## WHAT TO PRODUCE
Images should be left out, and everything else in the listing reproduced exactly.

## DATASET EXCERPTS
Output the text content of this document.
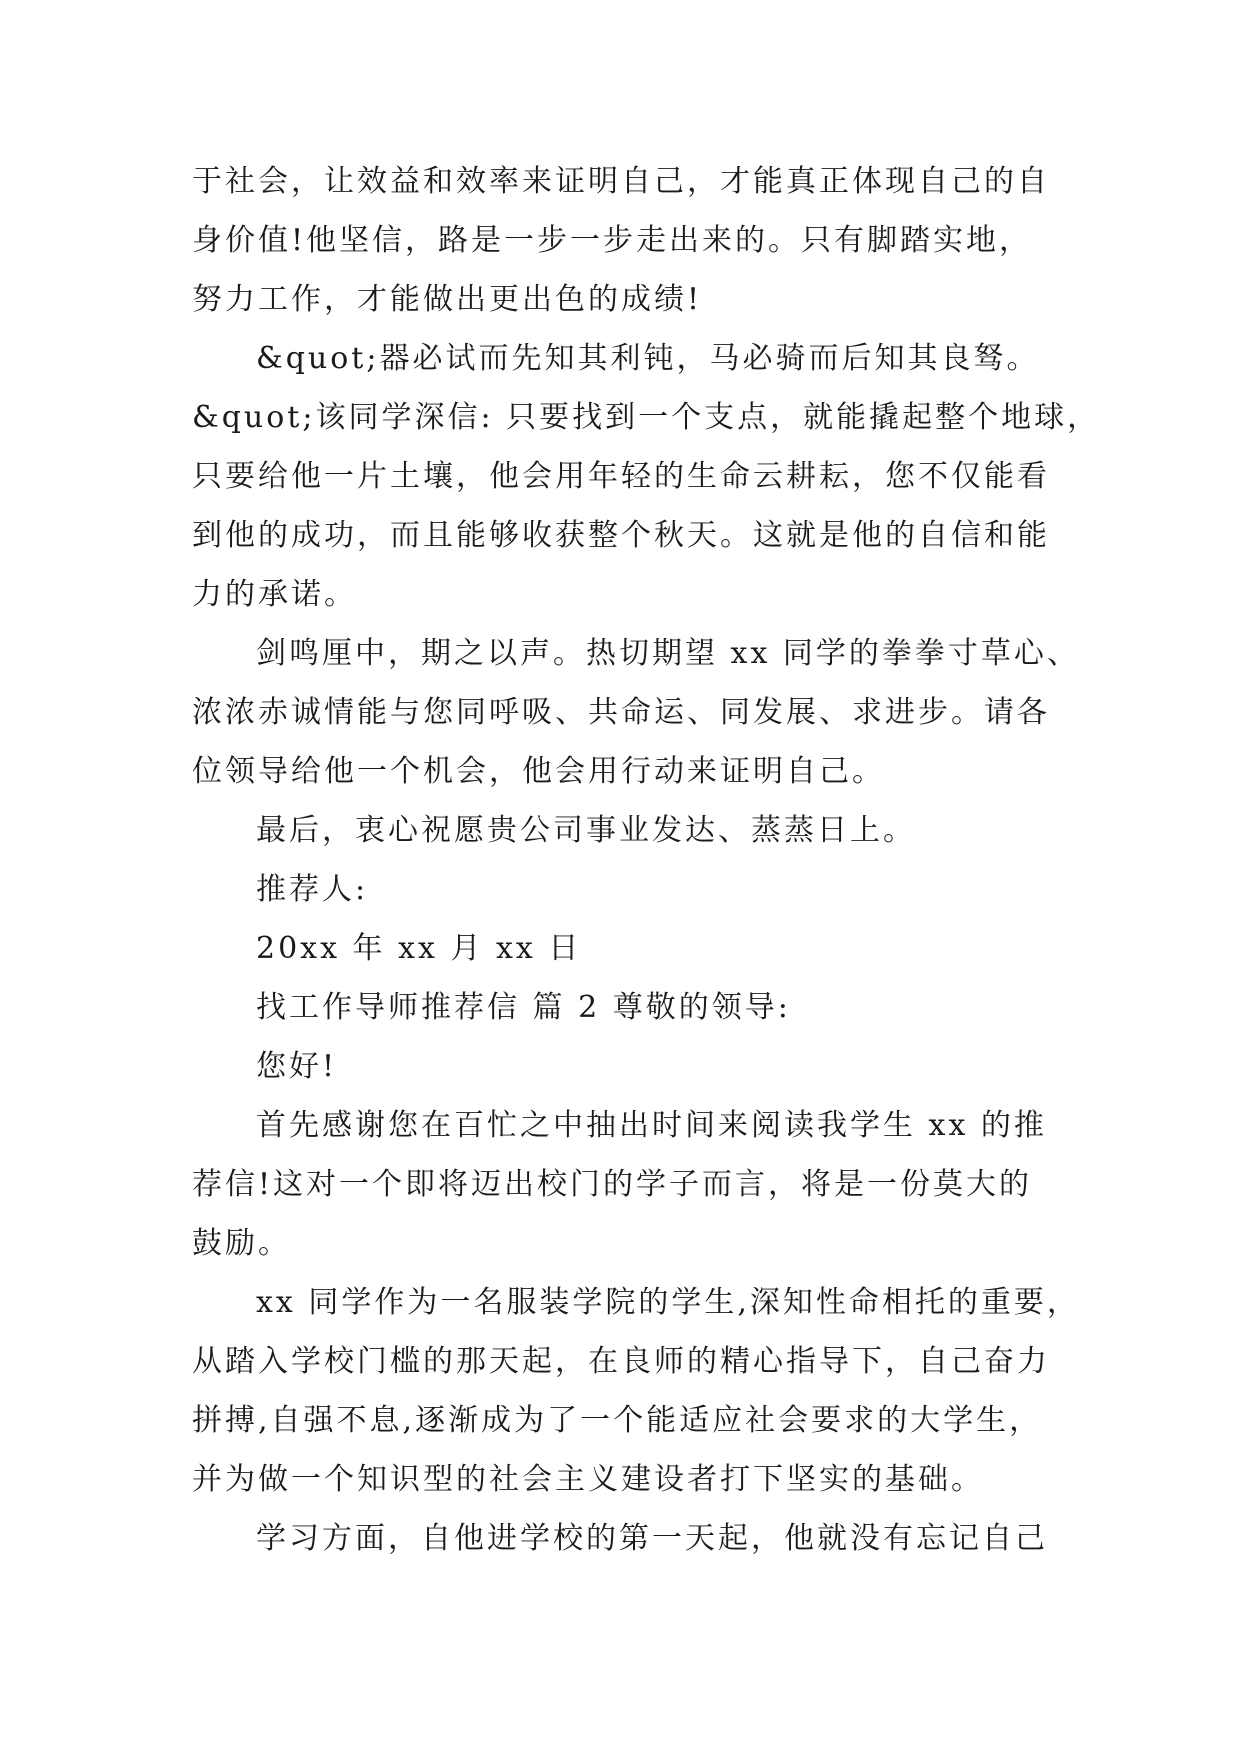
于社会，让效益和效率来证明自己，才能真正体现自己的自
身价值!他坚信，路是一步一步走出来的。只有脚踏实地，
努力工作，才能做出更出色的成绩!
&quot;器必试而先知其利钝，马必骑而后知其良驽。
&quot;该同学深信: 只要找到一个支点，就能撬起整个地球，
只要给他一片土壤，他会用年轻的生命云耕耘，您不仅能看
到他的成功，而且能够收获整个秋天。这就是他的自信和能
力的承诺。
剑鸣厘中，期之以声。热切期望 xx 同学的拳拳寸草心、
浓浓赤诚情能与您同呼吸、共命运、同发展、求进步。请各
位领导给他一个机会，他会用行动来证明自己。
最后，衷心祝愿贵公司事业发达、蒸蒸日上。
推荐人:
20xx 年 xx 月 xx 日
找工作导师推荐信 篇 2 尊敬的领导:
您好!
首先感谢您在百忙之中抽出时间来阅读我学生 xx 的推
荐信!这对一个即将迈出校门的学子而言，将是一份莫大的
鼓励。
xx 同学作为一名服装学院的学生,深知性命相托的重要，
从踏入学校门槛的那天起，在良师的精心指导下，自己奋力
拼搏,自强不息,逐渐成为了一个能适应社会要求的大学生，
并为做一个知识型的社会主义建设者打下坚实的基础。
学习方面，自他进学校的第一天起，他就没有忘记自己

## ANSWER TO THE PROBLEM
Output the text content of this document.
于社会，让效益和效率来证明自己，才能真正体现自己的自
身价值!他坚信，路是一步一步走出来的。只有脚踏实地，
努力工作，才能做出更出色的成绩!
&quot;器必试而先知其利钝，马必骑而后知其良驽。
&quot;该同学深信: 只要找到一个支点，就能撬起整个地球，
只要给他一片土壤，他会用年轻的生命云耕耘，您不仅能看
到他的成功，而且能够收获整个秋天。这就是他的自信和能
力的承诺。
剑鸣厘中，期之以声。热切期望 xx 同学的拳拳寸草心、
浓浓赤诚情能与您同呼吸、共命运、同发展、求进步。请各
位领导给他一个机会，他会用行动来证明自己。
最后，衷心祝愿贵公司事业发达、蒸蒸日上。
推荐人:
20xx 年 xx 月 xx 日
找工作导师推荐信 篇 2 尊敬的领导:
您好!
首先感谢您在百忙之中抽出时间来阅读我学生 xx 的推
荐信!这对一个即将迈出校门的学子而言，将是一份莫大的
鼓励。
xx 同学作为一名服装学院的学生,深知性命相托的重要，
从踏入学校门槛的那天起，在良师的精心指导下，自己奋力
拼搏,自强不息,逐渐成为了一个能适应社会要求的大学生，
并为做一个知识型的社会主义建设者打下坚实的基础。
学习方面，自他进学校的第一天起，他就没有忘记自己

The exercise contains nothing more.